(REQUIRED WORK)
Produce a verbatim transcription of the records below, beginning at the line containing "Enumerate this screenshot's" and ending at the final line; include only those lines.

(INPUT FOR THIS TASK)
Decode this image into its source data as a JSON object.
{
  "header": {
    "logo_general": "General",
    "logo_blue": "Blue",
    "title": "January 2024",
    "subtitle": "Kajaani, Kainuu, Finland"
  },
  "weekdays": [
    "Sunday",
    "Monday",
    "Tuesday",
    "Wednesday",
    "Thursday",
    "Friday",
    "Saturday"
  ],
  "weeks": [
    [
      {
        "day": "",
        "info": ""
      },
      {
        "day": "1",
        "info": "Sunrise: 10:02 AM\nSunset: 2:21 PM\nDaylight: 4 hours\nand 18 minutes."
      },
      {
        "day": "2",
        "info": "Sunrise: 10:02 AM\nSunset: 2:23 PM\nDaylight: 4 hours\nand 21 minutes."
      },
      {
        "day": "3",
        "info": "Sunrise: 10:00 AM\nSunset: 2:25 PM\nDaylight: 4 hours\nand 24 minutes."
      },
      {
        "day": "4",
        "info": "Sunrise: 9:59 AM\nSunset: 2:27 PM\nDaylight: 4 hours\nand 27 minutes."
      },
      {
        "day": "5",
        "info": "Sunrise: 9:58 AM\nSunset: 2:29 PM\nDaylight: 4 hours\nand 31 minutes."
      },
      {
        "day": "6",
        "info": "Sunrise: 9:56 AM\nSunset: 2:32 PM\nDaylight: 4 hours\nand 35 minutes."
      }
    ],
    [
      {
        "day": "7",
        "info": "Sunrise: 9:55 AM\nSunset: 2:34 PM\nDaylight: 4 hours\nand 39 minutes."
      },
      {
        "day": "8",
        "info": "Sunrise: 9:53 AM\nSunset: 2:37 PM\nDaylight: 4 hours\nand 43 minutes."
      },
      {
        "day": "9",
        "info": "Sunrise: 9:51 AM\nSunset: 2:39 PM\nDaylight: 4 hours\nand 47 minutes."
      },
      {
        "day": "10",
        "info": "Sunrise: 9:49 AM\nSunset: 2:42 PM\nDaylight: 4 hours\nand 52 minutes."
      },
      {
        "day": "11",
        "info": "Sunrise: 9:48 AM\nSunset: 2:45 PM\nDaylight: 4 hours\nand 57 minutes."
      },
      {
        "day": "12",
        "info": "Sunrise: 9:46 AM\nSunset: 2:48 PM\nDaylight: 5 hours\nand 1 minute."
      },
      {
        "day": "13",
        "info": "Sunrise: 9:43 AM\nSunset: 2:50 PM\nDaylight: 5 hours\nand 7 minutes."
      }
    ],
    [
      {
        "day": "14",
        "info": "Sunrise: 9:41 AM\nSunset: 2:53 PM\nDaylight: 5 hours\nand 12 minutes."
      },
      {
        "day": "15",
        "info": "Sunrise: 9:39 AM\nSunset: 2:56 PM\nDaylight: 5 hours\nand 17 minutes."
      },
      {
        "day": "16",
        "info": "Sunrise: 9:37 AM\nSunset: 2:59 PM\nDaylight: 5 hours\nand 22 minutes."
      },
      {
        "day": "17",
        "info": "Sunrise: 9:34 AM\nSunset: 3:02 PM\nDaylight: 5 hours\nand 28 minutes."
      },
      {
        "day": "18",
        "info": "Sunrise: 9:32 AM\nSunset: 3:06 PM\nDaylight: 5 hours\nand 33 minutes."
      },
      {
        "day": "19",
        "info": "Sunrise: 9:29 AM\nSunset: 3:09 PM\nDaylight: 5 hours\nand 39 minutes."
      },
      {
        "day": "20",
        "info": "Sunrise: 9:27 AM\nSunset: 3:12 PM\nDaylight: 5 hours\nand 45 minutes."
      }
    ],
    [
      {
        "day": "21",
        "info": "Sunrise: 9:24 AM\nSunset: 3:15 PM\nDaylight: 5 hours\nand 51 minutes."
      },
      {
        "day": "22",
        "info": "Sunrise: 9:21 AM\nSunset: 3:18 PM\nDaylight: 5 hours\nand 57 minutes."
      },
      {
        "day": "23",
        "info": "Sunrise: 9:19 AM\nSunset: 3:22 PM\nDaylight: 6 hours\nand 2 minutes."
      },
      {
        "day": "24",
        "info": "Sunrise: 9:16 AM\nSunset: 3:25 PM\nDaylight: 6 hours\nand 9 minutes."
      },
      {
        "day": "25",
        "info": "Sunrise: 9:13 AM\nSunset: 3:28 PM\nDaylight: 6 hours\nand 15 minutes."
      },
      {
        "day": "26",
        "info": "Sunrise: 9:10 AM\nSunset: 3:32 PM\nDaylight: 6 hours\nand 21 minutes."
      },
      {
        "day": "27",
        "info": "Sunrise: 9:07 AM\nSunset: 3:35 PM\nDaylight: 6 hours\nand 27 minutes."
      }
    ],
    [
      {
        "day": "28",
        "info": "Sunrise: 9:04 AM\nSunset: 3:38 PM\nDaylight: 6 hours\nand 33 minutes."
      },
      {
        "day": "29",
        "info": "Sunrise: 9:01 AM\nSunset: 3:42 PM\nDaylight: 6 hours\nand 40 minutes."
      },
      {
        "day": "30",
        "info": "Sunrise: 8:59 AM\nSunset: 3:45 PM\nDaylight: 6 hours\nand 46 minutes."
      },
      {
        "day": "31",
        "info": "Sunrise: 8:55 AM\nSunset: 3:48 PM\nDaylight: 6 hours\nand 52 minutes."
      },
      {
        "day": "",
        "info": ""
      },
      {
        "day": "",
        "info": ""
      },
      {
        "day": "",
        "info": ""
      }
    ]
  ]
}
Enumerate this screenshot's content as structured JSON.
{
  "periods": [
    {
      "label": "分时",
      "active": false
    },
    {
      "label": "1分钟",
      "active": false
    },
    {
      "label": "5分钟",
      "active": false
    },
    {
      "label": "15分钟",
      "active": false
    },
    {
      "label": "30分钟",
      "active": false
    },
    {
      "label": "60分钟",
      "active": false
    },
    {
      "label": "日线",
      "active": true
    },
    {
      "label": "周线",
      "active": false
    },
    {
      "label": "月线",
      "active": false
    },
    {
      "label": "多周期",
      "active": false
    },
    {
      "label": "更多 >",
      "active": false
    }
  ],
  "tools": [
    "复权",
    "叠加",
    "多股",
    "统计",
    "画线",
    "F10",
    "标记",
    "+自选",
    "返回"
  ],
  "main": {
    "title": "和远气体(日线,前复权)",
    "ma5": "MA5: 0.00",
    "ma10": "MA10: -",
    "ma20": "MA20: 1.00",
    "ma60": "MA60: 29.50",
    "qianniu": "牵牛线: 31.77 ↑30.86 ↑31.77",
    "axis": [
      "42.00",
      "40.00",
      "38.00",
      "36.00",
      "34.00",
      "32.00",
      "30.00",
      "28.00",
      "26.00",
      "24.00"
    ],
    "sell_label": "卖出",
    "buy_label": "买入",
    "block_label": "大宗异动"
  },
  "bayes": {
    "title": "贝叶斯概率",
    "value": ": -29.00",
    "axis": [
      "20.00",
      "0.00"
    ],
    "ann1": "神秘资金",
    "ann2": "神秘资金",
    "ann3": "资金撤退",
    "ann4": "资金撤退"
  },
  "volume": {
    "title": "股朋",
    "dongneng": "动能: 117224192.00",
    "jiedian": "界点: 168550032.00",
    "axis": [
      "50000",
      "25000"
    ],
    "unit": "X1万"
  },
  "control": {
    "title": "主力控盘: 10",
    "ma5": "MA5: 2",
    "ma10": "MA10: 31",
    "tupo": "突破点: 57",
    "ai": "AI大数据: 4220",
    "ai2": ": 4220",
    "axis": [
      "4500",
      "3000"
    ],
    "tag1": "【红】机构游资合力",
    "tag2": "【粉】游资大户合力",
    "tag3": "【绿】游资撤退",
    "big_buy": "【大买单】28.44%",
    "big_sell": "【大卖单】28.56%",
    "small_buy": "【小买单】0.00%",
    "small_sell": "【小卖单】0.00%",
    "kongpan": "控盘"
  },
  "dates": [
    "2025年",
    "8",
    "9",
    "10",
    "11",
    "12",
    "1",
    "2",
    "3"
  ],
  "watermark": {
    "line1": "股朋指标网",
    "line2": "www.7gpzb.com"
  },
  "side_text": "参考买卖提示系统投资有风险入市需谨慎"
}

(THE OUTPUT)
Enumerate this screenshot's content as structured JSON.
{
  "periods": [
    {
      "label": "分时",
      "active": false
    },
    {
      "label": "1分钟",
      "active": false
    },
    {
      "label": "5分钟",
      "active": false
    },
    {
      "label": "15分钟",
      "active": false
    },
    {
      "label": "30分钟",
      "active": false
    },
    {
      "label": "60分钟",
      "active": false
    },
    {
      "label": "日线",
      "active": true
    },
    {
      "label": "周线",
      "active": false
    },
    {
      "label": "月线",
      "active": false
    },
    {
      "label": "多周期",
      "active": false
    },
    {
      "label": "更多 >",
      "active": false
    }
  ],
  "tools": [
    "复权",
    "叠加",
    "多股",
    "统计",
    "画线",
    "F10",
    "标记",
    "+自选",
    "返回"
  ],
  "main": {
    "title": "和远气体(日线,前复权)",
    "ma5": "MA5: 0.00",
    "ma10": "MA10: -",
    "ma20": "MA20: 1.00",
    "ma60": "MA60: 29.50",
    "qianniu": "牵牛线: 31.77 ↑30.86 ↑31.77",
    "axis": [
      "42.00",
      "40.00",
      "38.00",
      "36.00",
      "34.00",
      "32.00",
      "30.00",
      "28.00",
      "26.00",
      "24.00"
    ],
    "sell_label": "卖出",
    "buy_label": "买入",
    "block_label": "大宗异动"
  },
  "bayes": {
    "title": "贝叶斯概率",
    "value": ": -29.00",
    "axis": [
      "20.00",
      "0.00"
    ],
    "ann1": "神秘资金",
    "ann2": "神秘资金",
    "ann3": "资金撤退",
    "ann4": "资金撤退"
  },
  "volume": {
    "title": "股朋",
    "dongneng": "动能: 117224192.00",
    "jiedian": "界点: 168550032.00",
    "axis": [
      "50000",
      "25000"
    ],
    "unit": "X1万"
  },
  "control": {
    "title": "主力控盘: 10",
    "ma5": "MA5: 2",
    "ma10": "MA10: 31",
    "tupo": "突破点: 57",
    "ai": "AI大数据: 4220",
    "ai2": ": 4220",
    "axis": [
      "4500",
      "3000"
    ],
    "tag1": "【红】机构游资合力",
    "tag2": "【粉】游资大户合力",
    "tag3": "【绿】游资撤退",
    "big_buy": "【大买单】28.44%",
    "big_sell": "【大卖单】28.56%",
    "small_buy": "【小买单】0.00%",
    "small_sell": "【小卖单】0.00%",
    "kongpan": "控盘"
  },
  "dates": [
    "2025年",
    "8",
    "9",
    "10",
    "11",
    "12",
    "1",
    "2",
    "3"
  ],
  "watermark": {
    "line1": "股朋指标网",
    "line2": "www.7gpzb.com"
  },
  "side_text": "参考买卖提示系统投资有风险入市需谨慎"
}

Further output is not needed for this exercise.